_Written problem_.
Repeat the rows below word for word, from the very first one down to the row containing "x-tick-label: 0 [100, 435, 106, 446]", both included.

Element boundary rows

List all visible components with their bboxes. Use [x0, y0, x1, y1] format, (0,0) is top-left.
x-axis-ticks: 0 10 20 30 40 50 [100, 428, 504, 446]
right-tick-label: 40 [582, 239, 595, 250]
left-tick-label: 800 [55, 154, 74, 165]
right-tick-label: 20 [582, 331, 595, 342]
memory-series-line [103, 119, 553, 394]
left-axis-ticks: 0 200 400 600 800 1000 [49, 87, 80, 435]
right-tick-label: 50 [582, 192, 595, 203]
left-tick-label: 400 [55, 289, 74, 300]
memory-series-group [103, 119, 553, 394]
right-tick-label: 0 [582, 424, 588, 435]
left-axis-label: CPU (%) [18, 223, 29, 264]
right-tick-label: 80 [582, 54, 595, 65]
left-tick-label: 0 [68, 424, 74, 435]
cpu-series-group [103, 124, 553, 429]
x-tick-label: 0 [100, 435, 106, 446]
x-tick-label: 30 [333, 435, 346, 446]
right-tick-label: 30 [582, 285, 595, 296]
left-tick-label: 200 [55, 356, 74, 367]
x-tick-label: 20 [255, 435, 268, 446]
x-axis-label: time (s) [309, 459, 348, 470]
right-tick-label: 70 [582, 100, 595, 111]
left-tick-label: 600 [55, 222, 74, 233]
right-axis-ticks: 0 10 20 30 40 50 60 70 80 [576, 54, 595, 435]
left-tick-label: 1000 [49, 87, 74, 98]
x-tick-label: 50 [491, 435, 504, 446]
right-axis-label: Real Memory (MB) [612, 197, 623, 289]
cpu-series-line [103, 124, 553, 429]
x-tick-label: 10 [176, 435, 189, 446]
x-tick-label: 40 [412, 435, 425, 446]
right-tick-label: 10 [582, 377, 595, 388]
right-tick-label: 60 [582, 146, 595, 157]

_Response for this exercise_.
List all visible components with their bboxes. Use [x0, y0, x1, y1] format, (0,0) is top-left.
x-axis-ticks: 0 10 20 30 40 50 [100, 428, 504, 446]
right-tick-label: 40 [582, 239, 595, 250]
left-tick-label: 800 [55, 154, 74, 165]
right-tick-label: 20 [582, 331, 595, 342]
memory-series-line [103, 119, 553, 394]
left-axis-ticks: 0 200 400 600 800 1000 [49, 87, 80, 435]
right-tick-label: 50 [582, 192, 595, 203]
left-tick-label: 400 [55, 289, 74, 300]
memory-series-group [103, 119, 553, 394]
right-tick-label: 0 [582, 424, 588, 435]
left-axis-label: CPU (%) [18, 223, 29, 264]
right-tick-label: 80 [582, 54, 595, 65]
left-tick-label: 0 [68, 424, 74, 435]
cpu-series-group [103, 124, 553, 429]
x-tick-label: 0 [100, 435, 106, 446]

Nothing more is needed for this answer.